• **WHAT THE TASK ASKS**:
All records must be quoted exactly. Omit the pictures.

Dataset records:
- - - - -

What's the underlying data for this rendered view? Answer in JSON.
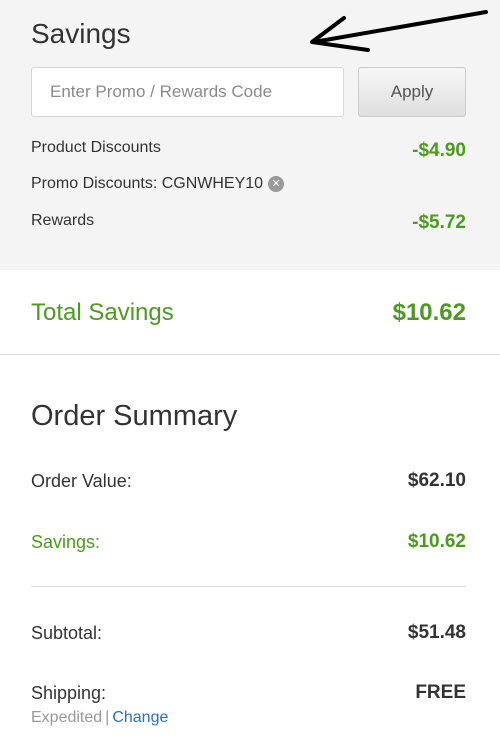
{
  "savings": {
    "title": "Savings",
    "promo_placeholder": "Enter Promo / Rewards Code",
    "apply_label": "Apply",
    "discounts": [
      {
        "label": "Product Discounts",
        "value": "-$4.90"
      },
      {
        "label": "Promo Discounts: CGNWHEY10",
        "value": ""
      },
      {
        "label": "Rewards",
        "value": "-$5.72"
      }
    ]
  },
  "total_savings": {
    "label": "Total Savings",
    "value": "$10.62"
  },
  "order_summary": {
    "title": "Order Summary",
    "order_value": {
      "label": "Order Value:",
      "value": "$62.10"
    },
    "savings": {
      "label": "Savings:",
      "value": "$10.62"
    },
    "subtotal": {
      "label": "Subtotal:",
      "value": "$51.48"
    },
    "shipping": {
      "label": "Shipping:",
      "value": "FREE",
      "method": "Expedited",
      "separator": "|",
      "change_label": "Change"
    }
  },
  "colors": {
    "accent_green": "#4c9a20",
    "link_blue": "#2a6fc9",
    "panel_bg": "#f4f4f4"
  },
  "icons": {
    "remove_promo": "circle-x-icon",
    "annotation": "arrow-pointer-icon"
  }
}
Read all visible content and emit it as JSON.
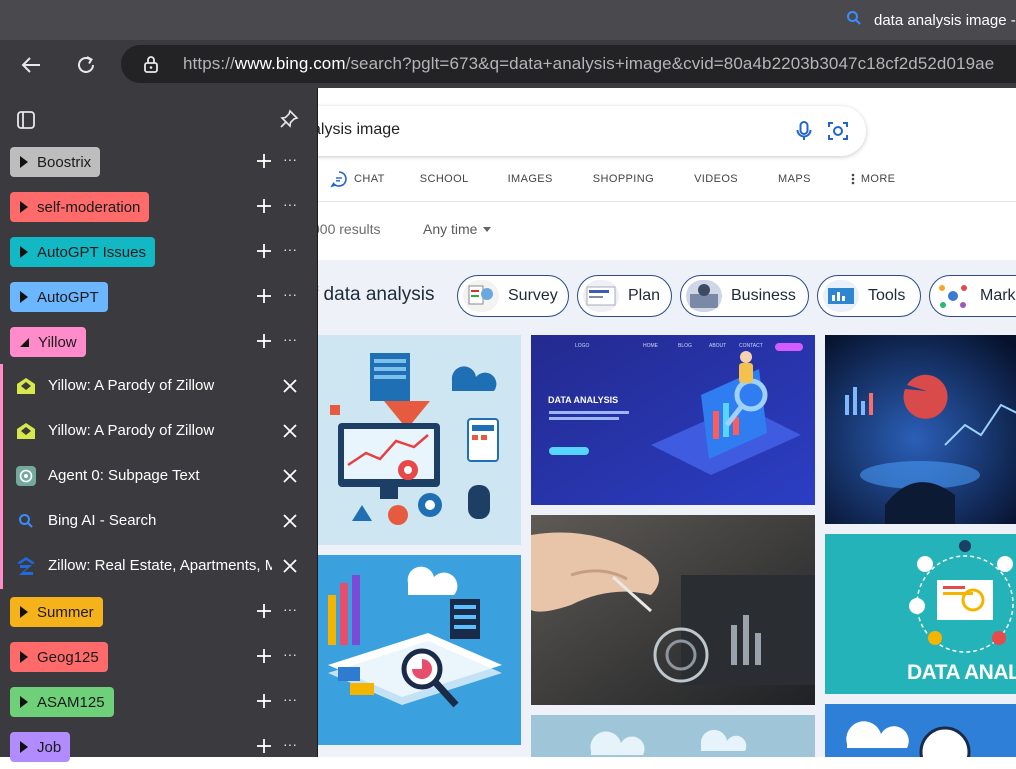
{
  "window": {
    "tab_title": "data analysis image -"
  },
  "toolbar": {
    "url_prefix": "https://",
    "url_host": "www.bing.com",
    "url_path": "/search?pglt=673&q=data+analysis+image&cvid=80a4b2203b3047c18cf2d52d019ae"
  },
  "bing": {
    "query_visible": "alysis image",
    "nav": [
      "CHAT",
      "SCHOOL",
      "IMAGES",
      "SHOPPING",
      "VIDEOS",
      "MAPS",
      "MORE"
    ],
    "results_count": "000 results",
    "time_filter": "Any time",
    "section_title": "f data analysis",
    "chips": [
      "Survey",
      "Plan",
      "Business",
      "Tools",
      "Marke"
    ],
    "tile_texts": {
      "landing_heading": "DATA ANALYSIS",
      "landing_nav": [
        "LOGO",
        "HOME",
        "BLOG",
        "ABOUT",
        "CONTACT"
      ],
      "teal_banner": "DATA ANALYSIS"
    }
  },
  "sidebar": {
    "groups_top": [
      {
        "label": "Boostrix",
        "color": "#bdbdbd"
      },
      {
        "label": "self-moderation",
        "color": "#ff6b6b"
      },
      {
        "label": "AutoGPT Issues",
        "color": "#12b8c4"
      },
      {
        "label": "AutoGPT",
        "color": "#6cb6ff"
      },
      {
        "label": "Yillow",
        "color": "#ff8bcb"
      }
    ],
    "yillow_tabs": [
      {
        "title": "Yillow: A Parody of Zillow",
        "icon": "yillow-house-icon"
      },
      {
        "title": "Yillow: A Parody of Zillow",
        "icon": "yillow-house-icon"
      },
      {
        "title": "Agent 0: Subpage Text",
        "icon": "openai-icon"
      },
      {
        "title": "Bing AI - Search",
        "icon": "search-icon"
      },
      {
        "title": "Zillow: Real Estate, Apartments, M",
        "icon": "zillow-z-icon"
      }
    ],
    "groups_bottom": [
      {
        "label": "Summer",
        "color": "#f6b21a"
      },
      {
        "label": "Geog125",
        "color": "#ff6b6b"
      },
      {
        "label": "ASAM125",
        "color": "#6fd07a"
      },
      {
        "label": "Job",
        "color": "#b08cff"
      }
    ],
    "more_glyph": "···"
  }
}
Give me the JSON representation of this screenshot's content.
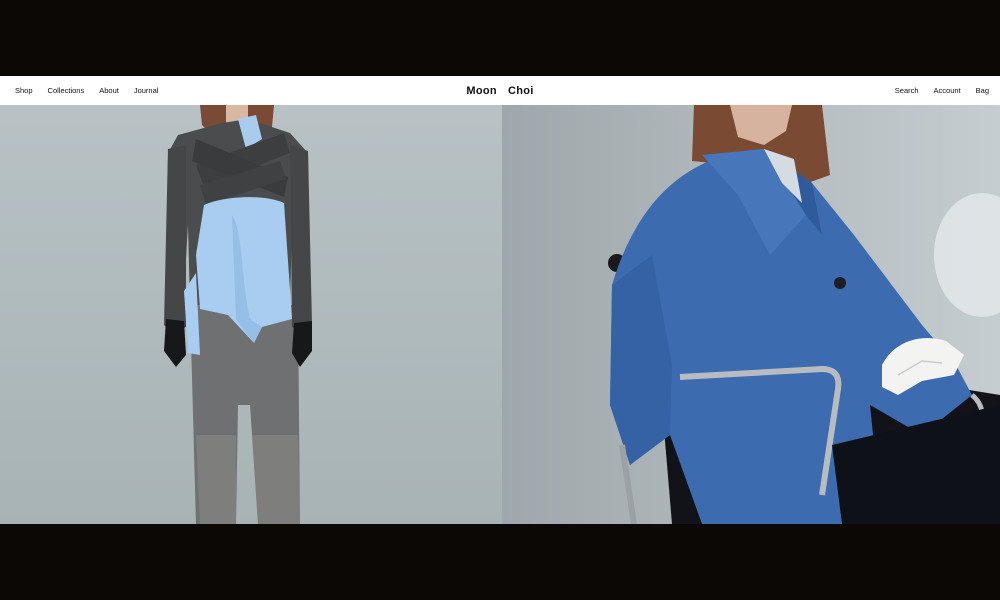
{
  "brand": {
    "first": "Moon",
    "second": "Choi"
  },
  "nav_left": [
    "Shop",
    "Collections",
    "About",
    "Journal"
  ],
  "nav_right": [
    "Search",
    "Account",
    "Bag"
  ],
  "hero": {
    "left_image": "model-grey-suit-crossed-blue-shirt",
    "right_image": "model-blue-blazer-seated-white-glove"
  },
  "colors": {
    "header_bg": "#ffffff",
    "letterbox": "#0b0806",
    "text": "#111111"
  }
}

- - - - -

• **ANSWER TO THIS PROBLEM**:
What's the underlying data for this rendered view? Answer in JSON.
{
  "savings": {
    "title": "Savings",
    "promo_placeholder": "Enter Promo / Rewards Code",
    "apply_label": "Apply",
    "discounts": [
      {
        "label": "Product Discounts",
        "value": "-$4.90"
      },
      {
        "label": "Promo Discounts: CGNWHEY10",
        "value": ""
      },
      {
        "label": "Rewards",
        "value": "-$5.72"
      }
    ]
  },
  "total_savings": {
    "label": "Total Savings",
    "value": "$10.62"
  },
  "order_summary": {
    "title": "Order Summary",
    "order_value": {
      "label": "Order Value:",
      "value": "$62.10"
    },
    "savings": {
      "label": "Savings:",
      "value": "$10.62"
    },
    "subtotal": {
      "label": "Subtotal:",
      "value": "$51.48"
    },
    "shipping": {
      "label": "Shipping:",
      "value": "FREE",
      "method": "Expedited",
      "separator": "|",
      "change_label": "Change"
    }
  },
  "colors": {
    "accent_green": "#4c9a20",
    "link_blue": "#2a6fc9",
    "panel_bg": "#f4f4f4"
  },
  "icons": {
    "remove_promo": "circle-x-icon",
    "annotation": "arrow-pointer-icon"
  }
}
Read all visible content and emit it as JSON.
{
  "window": {
    "tab_title": "data analysis image -"
  },
  "toolbar": {
    "url_prefix": "https://",
    "url_host": "www.bing.com",
    "url_path": "/search?pglt=673&q=data+analysis+image&cvid=80a4b2203b3047c18cf2d52d019ae"
  },
  "bing": {
    "query_visible": "alysis image",
    "nav": [
      "CHAT",
      "SCHOOL",
      "IMAGES",
      "SHOPPING",
      "VIDEOS",
      "MAPS",
      "MORE"
    ],
    "results_count": "000 results",
    "time_filter": "Any time",
    "section_title": "f data analysis",
    "chips": [
      "Survey",
      "Plan",
      "Business",
      "Tools",
      "Marke"
    ],
    "tile_texts": {
      "landing_heading": "DATA ANALYSIS",
      "landing_nav": [
        "LOGO",
        "HOME",
        "BLOG",
        "ABOUT",
        "CONTACT"
      ],
      "teal_banner": "DATA ANALYSIS"
    }
  },
  "sidebar": {
    "groups_top": [
      {
        "label": "Boostrix",
        "color": "#bdbdbd"
      },
      {
        "label": "self-moderation",
        "color": "#ff6b6b"
      },
      {
        "label": "AutoGPT Issues",
        "color": "#12b8c4"
      },
      {
        "label": "AutoGPT",
        "color": "#6cb6ff"
      },
      {
        "label": "Yillow",
        "color": "#ff8bcb"
      }
    ],
    "yillow_tabs": [
      {
        "title": "Yillow: A Parody of Zillow",
        "icon": "yillow-house-icon"
      },
      {
        "title": "Yillow: A Parody of Zillow",
        "icon": "yillow-house-icon"
      },
      {
        "title": "Agent 0: Subpage Text",
        "icon": "openai-icon"
      },
      {
        "title": "Bing AI - Search",
        "icon": "search-icon"
      },
      {
        "title": "Zillow: Real Estate, Apartments, M",
        "icon": "zillow-z-icon"
      }
    ],
    "groups_bottom": [
      {
        "label": "Summer",
        "color": "#f6b21a"
      },
      {
        "label": "Geog125",
        "color": "#ff6b6b"
      },
      {
        "label": "ASAM125",
        "color": "#6fd07a"
      },
      {
        "label": "Job",
        "color": "#b08cff"
      }
    ],
    "more_glyph": "···"
  }
}
Give me the JSON representation of this screenshot's content.
{
  "brand": {
    "first": "Moon",
    "second": "Choi"
  },
  "nav_left": [
    "Shop",
    "Collections",
    "About",
    "Journal"
  ],
  "nav_right": [
    "Search",
    "Account",
    "Bag"
  ],
  "hero": {
    "left_image": "model-grey-suit-crossed-blue-shirt",
    "right_image": "model-blue-blazer-seated-white-glove"
  },
  "colors": {
    "header_bg": "#ffffff",
    "letterbox": "#0b0806",
    "text": "#111111"
  }
}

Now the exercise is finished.